Records from a collection of figures
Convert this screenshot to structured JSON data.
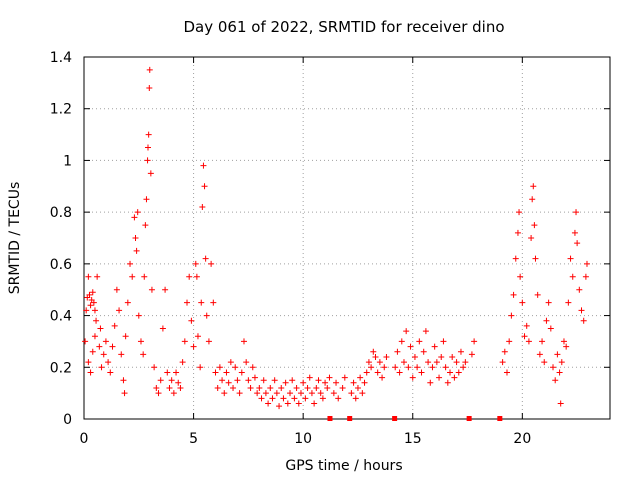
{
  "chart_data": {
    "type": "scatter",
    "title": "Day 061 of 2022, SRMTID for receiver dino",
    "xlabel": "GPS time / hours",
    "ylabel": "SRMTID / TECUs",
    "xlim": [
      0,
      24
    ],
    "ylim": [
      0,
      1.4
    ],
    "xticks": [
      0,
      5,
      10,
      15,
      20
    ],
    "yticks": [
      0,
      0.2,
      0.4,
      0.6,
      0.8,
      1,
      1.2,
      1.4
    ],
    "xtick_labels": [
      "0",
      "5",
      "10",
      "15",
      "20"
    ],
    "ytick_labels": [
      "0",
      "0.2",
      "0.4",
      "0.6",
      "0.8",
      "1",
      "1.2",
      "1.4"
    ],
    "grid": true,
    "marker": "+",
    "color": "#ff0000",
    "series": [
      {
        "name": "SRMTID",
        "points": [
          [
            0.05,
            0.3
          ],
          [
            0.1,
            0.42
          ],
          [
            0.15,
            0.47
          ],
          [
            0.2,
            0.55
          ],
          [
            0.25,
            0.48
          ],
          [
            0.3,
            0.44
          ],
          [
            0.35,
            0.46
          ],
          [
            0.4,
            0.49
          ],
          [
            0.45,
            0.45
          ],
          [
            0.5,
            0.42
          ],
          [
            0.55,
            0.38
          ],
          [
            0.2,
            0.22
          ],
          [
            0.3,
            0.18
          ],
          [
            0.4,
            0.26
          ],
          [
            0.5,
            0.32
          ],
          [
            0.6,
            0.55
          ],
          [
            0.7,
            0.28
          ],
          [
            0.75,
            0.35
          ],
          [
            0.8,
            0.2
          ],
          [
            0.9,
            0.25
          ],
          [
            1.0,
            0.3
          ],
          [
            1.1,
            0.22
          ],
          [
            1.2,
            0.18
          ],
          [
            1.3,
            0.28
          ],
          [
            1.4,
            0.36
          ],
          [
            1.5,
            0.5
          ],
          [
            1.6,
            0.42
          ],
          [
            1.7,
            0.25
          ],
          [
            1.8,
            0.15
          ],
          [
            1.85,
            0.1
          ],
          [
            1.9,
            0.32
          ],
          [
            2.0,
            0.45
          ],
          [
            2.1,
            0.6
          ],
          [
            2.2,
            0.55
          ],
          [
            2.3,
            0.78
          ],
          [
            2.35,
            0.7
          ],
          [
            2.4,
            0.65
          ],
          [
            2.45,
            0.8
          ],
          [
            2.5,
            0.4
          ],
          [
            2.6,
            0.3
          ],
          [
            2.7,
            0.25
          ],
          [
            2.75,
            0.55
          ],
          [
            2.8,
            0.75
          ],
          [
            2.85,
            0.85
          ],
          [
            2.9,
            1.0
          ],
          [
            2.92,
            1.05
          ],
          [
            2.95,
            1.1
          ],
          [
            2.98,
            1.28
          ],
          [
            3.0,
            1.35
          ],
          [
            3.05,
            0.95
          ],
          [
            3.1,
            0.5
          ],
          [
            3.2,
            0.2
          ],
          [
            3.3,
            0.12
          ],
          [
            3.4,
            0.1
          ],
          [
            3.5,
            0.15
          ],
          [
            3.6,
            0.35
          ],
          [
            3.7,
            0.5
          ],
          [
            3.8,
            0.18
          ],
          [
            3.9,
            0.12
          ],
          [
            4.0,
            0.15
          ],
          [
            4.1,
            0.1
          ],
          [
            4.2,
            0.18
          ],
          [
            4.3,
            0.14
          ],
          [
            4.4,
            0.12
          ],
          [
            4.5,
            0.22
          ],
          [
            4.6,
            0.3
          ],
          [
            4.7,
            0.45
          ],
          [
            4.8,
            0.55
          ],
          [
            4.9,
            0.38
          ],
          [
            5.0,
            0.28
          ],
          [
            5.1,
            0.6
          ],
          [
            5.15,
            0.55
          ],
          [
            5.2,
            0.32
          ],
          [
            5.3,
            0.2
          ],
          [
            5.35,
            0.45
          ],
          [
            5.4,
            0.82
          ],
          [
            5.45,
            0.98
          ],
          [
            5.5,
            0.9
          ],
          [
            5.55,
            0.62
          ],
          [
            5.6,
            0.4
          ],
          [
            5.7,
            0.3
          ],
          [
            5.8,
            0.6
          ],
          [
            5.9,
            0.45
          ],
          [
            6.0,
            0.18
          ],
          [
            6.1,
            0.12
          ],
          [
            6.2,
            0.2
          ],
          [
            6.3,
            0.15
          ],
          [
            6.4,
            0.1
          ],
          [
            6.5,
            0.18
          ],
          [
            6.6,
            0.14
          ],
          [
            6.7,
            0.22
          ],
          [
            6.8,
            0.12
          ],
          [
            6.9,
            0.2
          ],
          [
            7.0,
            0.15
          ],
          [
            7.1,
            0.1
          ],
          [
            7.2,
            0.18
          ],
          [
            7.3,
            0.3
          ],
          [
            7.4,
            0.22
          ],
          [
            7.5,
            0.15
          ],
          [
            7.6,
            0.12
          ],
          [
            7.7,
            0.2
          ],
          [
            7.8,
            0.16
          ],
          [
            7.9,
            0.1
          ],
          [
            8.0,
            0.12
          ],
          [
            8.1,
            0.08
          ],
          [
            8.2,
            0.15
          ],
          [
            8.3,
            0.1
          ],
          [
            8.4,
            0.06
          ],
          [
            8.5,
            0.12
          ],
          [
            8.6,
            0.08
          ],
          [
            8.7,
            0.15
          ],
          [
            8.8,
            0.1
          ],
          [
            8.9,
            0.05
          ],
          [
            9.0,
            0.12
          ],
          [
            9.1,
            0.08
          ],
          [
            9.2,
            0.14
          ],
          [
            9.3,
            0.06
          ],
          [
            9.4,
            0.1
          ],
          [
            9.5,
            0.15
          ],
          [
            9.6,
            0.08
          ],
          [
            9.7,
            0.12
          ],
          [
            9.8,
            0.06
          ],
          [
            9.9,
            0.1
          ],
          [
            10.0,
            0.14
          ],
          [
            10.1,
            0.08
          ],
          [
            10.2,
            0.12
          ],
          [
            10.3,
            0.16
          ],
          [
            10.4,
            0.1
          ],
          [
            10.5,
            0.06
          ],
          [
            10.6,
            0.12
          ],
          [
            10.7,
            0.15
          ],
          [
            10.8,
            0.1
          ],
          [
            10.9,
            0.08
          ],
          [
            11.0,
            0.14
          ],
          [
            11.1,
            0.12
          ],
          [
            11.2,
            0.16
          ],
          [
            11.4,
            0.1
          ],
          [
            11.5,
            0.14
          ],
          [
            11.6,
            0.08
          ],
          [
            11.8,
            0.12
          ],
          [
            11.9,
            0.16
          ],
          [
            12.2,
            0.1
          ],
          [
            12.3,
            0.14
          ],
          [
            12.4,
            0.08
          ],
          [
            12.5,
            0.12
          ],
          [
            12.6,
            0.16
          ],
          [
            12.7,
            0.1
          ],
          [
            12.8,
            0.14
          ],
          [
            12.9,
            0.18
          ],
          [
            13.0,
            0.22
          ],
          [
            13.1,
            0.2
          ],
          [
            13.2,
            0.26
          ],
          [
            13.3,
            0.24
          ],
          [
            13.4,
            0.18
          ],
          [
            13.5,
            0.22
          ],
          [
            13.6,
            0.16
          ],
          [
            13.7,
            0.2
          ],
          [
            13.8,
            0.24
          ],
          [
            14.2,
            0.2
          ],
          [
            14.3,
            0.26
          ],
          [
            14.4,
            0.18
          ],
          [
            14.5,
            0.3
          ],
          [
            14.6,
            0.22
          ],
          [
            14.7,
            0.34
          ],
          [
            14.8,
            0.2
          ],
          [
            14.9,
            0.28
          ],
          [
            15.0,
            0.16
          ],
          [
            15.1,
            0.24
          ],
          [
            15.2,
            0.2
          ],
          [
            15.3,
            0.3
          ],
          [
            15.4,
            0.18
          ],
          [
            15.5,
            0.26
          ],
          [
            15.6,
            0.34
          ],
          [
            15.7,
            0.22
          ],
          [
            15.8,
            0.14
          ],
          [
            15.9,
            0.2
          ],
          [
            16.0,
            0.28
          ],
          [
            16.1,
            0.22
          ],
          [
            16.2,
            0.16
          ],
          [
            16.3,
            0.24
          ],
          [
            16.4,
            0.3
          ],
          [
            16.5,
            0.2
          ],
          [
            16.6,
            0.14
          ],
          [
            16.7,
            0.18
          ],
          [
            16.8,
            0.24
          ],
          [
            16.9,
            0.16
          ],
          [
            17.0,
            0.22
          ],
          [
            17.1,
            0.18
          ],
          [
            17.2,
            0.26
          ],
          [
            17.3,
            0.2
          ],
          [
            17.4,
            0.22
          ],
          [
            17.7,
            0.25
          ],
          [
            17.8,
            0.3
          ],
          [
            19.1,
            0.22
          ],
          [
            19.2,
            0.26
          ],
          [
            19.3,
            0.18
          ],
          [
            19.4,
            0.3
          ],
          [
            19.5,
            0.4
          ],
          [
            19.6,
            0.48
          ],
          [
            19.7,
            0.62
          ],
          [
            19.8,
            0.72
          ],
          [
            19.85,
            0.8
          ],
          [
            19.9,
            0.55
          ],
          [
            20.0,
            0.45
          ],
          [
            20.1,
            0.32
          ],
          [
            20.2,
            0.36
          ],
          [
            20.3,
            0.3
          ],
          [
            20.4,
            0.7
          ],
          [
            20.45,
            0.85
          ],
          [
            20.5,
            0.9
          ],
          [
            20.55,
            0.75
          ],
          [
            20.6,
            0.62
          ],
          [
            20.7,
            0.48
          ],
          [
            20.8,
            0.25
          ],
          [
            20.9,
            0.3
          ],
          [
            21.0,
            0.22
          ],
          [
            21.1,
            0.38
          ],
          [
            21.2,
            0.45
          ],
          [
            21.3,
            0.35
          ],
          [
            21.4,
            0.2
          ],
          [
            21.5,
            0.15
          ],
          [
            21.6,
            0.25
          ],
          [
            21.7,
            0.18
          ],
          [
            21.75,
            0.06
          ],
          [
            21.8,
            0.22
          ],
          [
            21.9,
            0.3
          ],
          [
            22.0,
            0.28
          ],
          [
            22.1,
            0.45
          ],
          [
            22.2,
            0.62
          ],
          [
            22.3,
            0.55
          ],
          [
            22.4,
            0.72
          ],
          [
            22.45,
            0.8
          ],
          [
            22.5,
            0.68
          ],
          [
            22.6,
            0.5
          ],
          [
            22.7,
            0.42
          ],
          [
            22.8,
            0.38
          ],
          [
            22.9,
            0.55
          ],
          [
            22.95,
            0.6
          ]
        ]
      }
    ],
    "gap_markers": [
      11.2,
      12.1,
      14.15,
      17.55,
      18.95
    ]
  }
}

## SET EXERCISE
Scan the records for the string "SRMTID". Copy each line in which it appears.

## EXPECTED OUTPUT
    "title": "Day 061 of 2022, SRMTID for receiver dino",
    "ylabel": "SRMTID / TECUs",
        "name": "SRMTID",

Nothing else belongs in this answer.